[Collected data]
::::
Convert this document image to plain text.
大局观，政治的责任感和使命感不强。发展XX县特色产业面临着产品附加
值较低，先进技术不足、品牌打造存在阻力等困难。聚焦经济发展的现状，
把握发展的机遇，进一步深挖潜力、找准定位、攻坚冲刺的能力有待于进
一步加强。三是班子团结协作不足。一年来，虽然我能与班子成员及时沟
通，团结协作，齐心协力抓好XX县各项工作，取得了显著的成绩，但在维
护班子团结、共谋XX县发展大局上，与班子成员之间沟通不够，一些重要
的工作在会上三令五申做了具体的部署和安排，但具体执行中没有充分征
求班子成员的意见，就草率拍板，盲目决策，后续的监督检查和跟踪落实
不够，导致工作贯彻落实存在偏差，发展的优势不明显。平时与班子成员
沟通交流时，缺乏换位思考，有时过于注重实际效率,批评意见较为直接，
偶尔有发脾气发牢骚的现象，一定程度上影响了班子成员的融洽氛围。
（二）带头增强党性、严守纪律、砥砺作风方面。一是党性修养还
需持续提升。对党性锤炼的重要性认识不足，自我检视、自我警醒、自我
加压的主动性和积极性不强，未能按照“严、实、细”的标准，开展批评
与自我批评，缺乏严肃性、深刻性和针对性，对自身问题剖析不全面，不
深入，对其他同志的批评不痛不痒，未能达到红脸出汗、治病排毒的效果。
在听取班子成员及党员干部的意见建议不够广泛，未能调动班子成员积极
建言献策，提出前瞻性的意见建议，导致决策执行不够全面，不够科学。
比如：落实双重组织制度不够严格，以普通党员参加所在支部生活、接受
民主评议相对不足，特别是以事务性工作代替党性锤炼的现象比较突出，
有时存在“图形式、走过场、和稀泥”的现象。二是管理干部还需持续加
::::
DESCRIPTION OF THE TASK — Please reproduce all of the entries exactly as they stand.

WRITTEN SOLUTION —
Convert this document image to plain text.
大局观，政治的责任感和使命感不强。发展XX县特色产业面临着产品附加
值较低，先进技术不足、品牌打造存在阻力等困难。聚焦经济发展的现状，
把握发展的机遇，进一步深挖潜力、找准定位、攻坚冲刺的能力有待于进
一步加强。三是班子团结协作不足。一年来，虽然我能与班子成员及时沟
通，团结协作，齐心协力抓好XX县各项工作，取得了显著的成绩，但在维
护班子团结、共谋XX县发展大局上，与班子成员之间沟通不够，一些重要
的工作在会上三令五申做了具体的部署和安排，但具体执行中没有充分征
求班子成员的意见，就草率拍板，盲目决策，后续的监督检查和跟踪落实
不够，导致工作贯彻落实存在偏差，发展的优势不明显。平时与班子成员
沟通交流时，缺乏换位思考，有时过于注重实际效率,批评意见较为直接，
偶尔有发脾气发牢骚的现象，一定程度上影响了班子成员的融洽氛围。
（二）带头增强党性、严守纪律、砥砺作风方面。一是党性修养还
需持续提升。对党性锤炼的重要性认识不足，自我检视、自我警醒、自我
加压的主动性和积极性不强，未能按照“严、实、细”的标准，开展批评
与自我批评，缺乏严肃性、深刻性和针对性，对自身问题剖析不全面，不
深入，对其他同志的批评不痛不痒，未能达到红脸出汗、治病排毒的效果。
在听取班子成员及党员干部的意见建议不够广泛，未能调动班子成员积极
建言献策，提出前瞻性的意见建议，导致决策执行不够全面，不够科学。
比如：落实双重组织制度不够严格，以普通党员参加所在支部生活、接受
民主评议相对不足，特别是以事务性工作代替党性锤炼的现象比较突出，
有时存在“图形式、走过场、和稀泥”的现象。二是管理干部还需持续加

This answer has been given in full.